Goal of the exercise
Extract all data as written.

[Stored data]
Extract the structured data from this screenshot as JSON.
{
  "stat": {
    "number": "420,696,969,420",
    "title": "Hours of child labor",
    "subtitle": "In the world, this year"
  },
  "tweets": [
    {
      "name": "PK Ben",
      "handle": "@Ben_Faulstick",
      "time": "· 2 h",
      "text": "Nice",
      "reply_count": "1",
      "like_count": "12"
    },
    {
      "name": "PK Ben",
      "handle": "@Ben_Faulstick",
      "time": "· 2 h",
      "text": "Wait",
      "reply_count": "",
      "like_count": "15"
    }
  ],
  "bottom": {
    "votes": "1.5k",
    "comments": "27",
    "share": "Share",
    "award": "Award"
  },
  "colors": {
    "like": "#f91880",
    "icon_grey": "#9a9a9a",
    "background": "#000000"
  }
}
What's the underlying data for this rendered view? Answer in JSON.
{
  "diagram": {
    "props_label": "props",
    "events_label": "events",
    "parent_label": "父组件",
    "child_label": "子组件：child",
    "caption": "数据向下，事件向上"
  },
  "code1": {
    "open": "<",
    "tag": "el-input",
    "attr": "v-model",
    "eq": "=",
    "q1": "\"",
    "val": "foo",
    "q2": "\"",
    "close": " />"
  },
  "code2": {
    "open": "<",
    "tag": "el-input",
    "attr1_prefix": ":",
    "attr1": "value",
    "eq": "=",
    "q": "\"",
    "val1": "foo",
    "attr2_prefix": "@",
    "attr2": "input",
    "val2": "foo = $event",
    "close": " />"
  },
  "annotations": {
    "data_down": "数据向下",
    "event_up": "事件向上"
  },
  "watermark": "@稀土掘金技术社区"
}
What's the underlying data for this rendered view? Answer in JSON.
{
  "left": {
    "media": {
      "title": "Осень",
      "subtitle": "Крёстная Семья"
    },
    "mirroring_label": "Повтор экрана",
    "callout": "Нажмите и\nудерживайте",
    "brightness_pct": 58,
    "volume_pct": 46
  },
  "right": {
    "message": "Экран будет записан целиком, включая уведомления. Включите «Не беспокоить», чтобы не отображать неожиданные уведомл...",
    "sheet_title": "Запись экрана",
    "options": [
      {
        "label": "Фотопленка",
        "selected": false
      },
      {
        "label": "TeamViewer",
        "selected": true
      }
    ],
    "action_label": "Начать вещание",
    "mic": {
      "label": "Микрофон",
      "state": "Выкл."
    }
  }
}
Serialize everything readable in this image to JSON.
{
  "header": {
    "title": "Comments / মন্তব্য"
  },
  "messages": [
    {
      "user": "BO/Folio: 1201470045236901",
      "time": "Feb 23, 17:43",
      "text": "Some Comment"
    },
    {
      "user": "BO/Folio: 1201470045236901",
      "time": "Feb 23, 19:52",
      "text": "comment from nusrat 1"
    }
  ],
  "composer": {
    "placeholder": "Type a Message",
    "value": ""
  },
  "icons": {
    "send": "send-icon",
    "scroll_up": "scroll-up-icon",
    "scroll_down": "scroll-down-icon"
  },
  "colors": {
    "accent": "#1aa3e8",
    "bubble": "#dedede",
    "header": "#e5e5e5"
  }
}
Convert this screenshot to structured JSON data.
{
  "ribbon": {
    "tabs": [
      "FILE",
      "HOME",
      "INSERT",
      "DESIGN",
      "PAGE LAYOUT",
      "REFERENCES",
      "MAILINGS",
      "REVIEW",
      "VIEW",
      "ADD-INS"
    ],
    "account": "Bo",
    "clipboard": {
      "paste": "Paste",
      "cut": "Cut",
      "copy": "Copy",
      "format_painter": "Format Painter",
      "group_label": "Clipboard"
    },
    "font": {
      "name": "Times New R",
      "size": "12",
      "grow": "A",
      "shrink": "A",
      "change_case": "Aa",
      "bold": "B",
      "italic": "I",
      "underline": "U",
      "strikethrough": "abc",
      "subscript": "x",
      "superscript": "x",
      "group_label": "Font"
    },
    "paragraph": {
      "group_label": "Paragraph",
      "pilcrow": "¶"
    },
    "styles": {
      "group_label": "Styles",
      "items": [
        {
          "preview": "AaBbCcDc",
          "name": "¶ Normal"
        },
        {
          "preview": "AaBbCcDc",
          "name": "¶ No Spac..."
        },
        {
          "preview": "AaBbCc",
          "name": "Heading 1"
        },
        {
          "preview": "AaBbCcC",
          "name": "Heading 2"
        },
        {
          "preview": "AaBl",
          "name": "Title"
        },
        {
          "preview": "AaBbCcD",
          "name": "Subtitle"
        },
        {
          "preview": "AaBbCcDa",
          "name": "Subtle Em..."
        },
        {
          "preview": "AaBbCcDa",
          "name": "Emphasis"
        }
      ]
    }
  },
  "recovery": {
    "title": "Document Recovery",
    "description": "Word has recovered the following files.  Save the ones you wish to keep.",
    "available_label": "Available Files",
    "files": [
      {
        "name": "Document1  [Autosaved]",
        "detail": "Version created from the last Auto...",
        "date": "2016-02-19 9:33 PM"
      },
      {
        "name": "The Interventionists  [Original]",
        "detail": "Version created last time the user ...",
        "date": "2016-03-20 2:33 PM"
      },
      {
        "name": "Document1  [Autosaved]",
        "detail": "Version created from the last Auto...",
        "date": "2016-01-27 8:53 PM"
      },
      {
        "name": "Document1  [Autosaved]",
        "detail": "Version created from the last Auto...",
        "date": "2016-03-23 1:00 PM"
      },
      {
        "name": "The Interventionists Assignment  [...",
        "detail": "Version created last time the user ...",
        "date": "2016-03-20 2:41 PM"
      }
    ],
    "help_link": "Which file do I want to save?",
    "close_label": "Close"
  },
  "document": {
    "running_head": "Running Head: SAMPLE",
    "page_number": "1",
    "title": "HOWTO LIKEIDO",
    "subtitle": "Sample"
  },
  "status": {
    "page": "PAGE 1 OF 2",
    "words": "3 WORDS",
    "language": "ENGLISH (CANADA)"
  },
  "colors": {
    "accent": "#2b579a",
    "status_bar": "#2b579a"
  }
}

The solution
Extract the structured data from this screenshot as JSON.
{
  "stat": {
    "number": "420,696,969,420",
    "title": "Hours of child labor",
    "subtitle": "In the world, this year"
  },
  "tweets": [
    {
      "name": "PK Ben",
      "handle": "@Ben_Faulstick",
      "time": "· 2 h",
      "text": "Nice",
      "reply_count": "1",
      "like_count": "12"
    },
    {
      "name": "PK Ben",
      "handle": "@Ben_Faulstick",
      "time": "· 2 h",
      "text": "Wait",
      "reply_count": "",
      "like_count": "15"
    }
  ],
  "bottom": {
    "votes": "1.5k",
    "comments": "27",
    "share": "Share",
    "award": "Award"
  },
  "colors": {
    "like": "#f91880",
    "icon_grey": "#9a9a9a",
    "background": "#000000"
  }
}
What's the underlying data for this rendered view? Answer in JSON.
{
  "diagram": {
    "props_label": "props",
    "events_label": "events",
    "parent_label": "父组件",
    "child_label": "子组件：child",
    "caption": "数据向下，事件向上"
  },
  "code1": {
    "open": "<",
    "tag": "el-input",
    "attr": "v-model",
    "eq": "=",
    "q1": "\"",
    "val": "foo",
    "q2": "\"",
    "close": " />"
  },
  "code2": {
    "open": "<",
    "tag": "el-input",
    "attr1_prefix": ":",
    "attr1": "value",
    "eq": "=",
    "q": "\"",
    "val1": "foo",
    "attr2_prefix": "@",
    "attr2": "input",
    "val2": "foo = $event",
    "close": " />"
  },
  "annotations": {
    "data_down": "数据向下",
    "event_up": "事件向上"
  },
  "watermark": "@稀土掘金技术社区"
}
What's the underlying data for this rendered view? Answer in JSON.
{
  "left": {
    "media": {
      "title": "Осень",
      "subtitle": "Крёстная Семья"
    },
    "mirroring_label": "Повтор экрана",
    "callout": "Нажмите и\nудерживайте",
    "brightness_pct": 58,
    "volume_pct": 46
  },
  "right": {
    "message": "Экран будет записан целиком, включая уведомления. Включите «Не беспокоить», чтобы не отображать неожиданные уведомл...",
    "sheet_title": "Запись экрана",
    "options": [
      {
        "label": "Фотопленка",
        "selected": false
      },
      {
        "label": "TeamViewer",
        "selected": true
      }
    ],
    "action_label": "Начать вещание",
    "mic": {
      "label": "Микрофон",
      "state": "Выкл."
    }
  }
}
Serialize everything readable in this image to JSON.
{
  "header": {
    "title": "Comments / মন্তব্য"
  },
  "messages": [
    {
      "user": "BO/Folio: 1201470045236901",
      "time": "Feb 23, 17:43",
      "text": "Some Comment"
    },
    {
      "user": "BO/Folio: 1201470045236901",
      "time": "Feb 23, 19:52",
      "text": "comment from nusrat 1"
    }
  ],
  "composer": {
    "placeholder": "Type a Message",
    "value": ""
  },
  "icons": {
    "send": "send-icon",
    "scroll_up": "scroll-up-icon",
    "scroll_down": "scroll-down-icon"
  },
  "colors": {
    "accent": "#1aa3e8",
    "bubble": "#dedede",
    "header": "#e5e5e5"
  }
}
Convert this screenshot to structured JSON data.
{
  "ribbon": {
    "tabs": [
      "FILE",
      "HOME",
      "INSERT",
      "DESIGN",
      "PAGE LAYOUT",
      "REFERENCES",
      "MAILINGS",
      "REVIEW",
      "VIEW",
      "ADD-INS"
    ],
    "account": "Bo",
    "clipboard": {
      "paste": "Paste",
      "cut": "Cut",
      "copy": "Copy",
      "format_painter": "Format Painter",
      "group_label": "Clipboard"
    },
    "font": {
      "name": "Times New R",
      "size": "12",
      "grow": "A",
      "shrink": "A",
      "change_case": "Aa",
      "bold": "B",
      "italic": "I",
      "underline": "U",
      "strikethrough": "abc",
      "subscript": "x",
      "superscript": "x",
      "group_label": "Font"
    },
    "paragraph": {
      "group_label": "Paragraph",
      "pilcrow": "¶"
    },
    "styles": {
      "group_label": "Styles",
      "items": [
        {
          "preview": "AaBbCcDc",
          "name": "¶ Normal"
        },
        {
          "preview": "AaBbCcDc",
          "name": "¶ No Spac..."
        },
        {
          "preview": "AaBbCc",
          "name": "Heading 1"
        },
        {
          "preview": "AaBbCcC",
          "name": "Heading 2"
        },
        {
          "preview": "AaBl",
          "name": "Title"
        },
        {
          "preview": "AaBbCcD",
          "name": "Subtitle"
        },
        {
          "preview": "AaBbCcDa",
          "name": "Subtle Em..."
        },
        {
          "preview": "AaBbCcDa",
          "name": "Emphasis"
        }
      ]
    }
  },
  "recovery": {
    "title": "Document Recovery",
    "description": "Word has recovered the following files.  Save the ones you wish to keep.",
    "available_label": "Available Files",
    "files": [
      {
        "name": "Document1  [Autosaved]",
        "detail": "Version created from the last Auto...",
        "date": "2016-02-19 9:33 PM"
      },
      {
        "name": "The Interventionists  [Original]",
        "detail": "Version created last time the user ...",
        "date": "2016-03-20 2:33 PM"
      },
      {
        "name": "Document1  [Autosaved]",
        "detail": "Version created from the last Auto...",
        "date": "2016-01-27 8:53 PM"
      },
      {
        "name": "Document1  [Autosaved]",
        "detail": "Version created from the last Auto...",
        "date": "2016-03-23 1:00 PM"
      },
      {
        "name": "The Interventionists Assignment  [...",
        "detail": "Version created last time the user ...",
        "date": "2016-03-20 2:41 PM"
      }
    ],
    "help_link": "Which file do I want to save?",
    "close_label": "Close"
  },
  "document": {
    "running_head": "Running Head: SAMPLE",
    "page_number": "1",
    "title": "HOWTO LIKEIDO",
    "subtitle": "Sample"
  },
  "status": {
    "page": "PAGE 1 OF 2",
    "words": "3 WORDS",
    "language": "ENGLISH (CANADA)"
  },
  "colors": {
    "accent": "#2b579a",
    "status_bar": "#2b579a"
  }
}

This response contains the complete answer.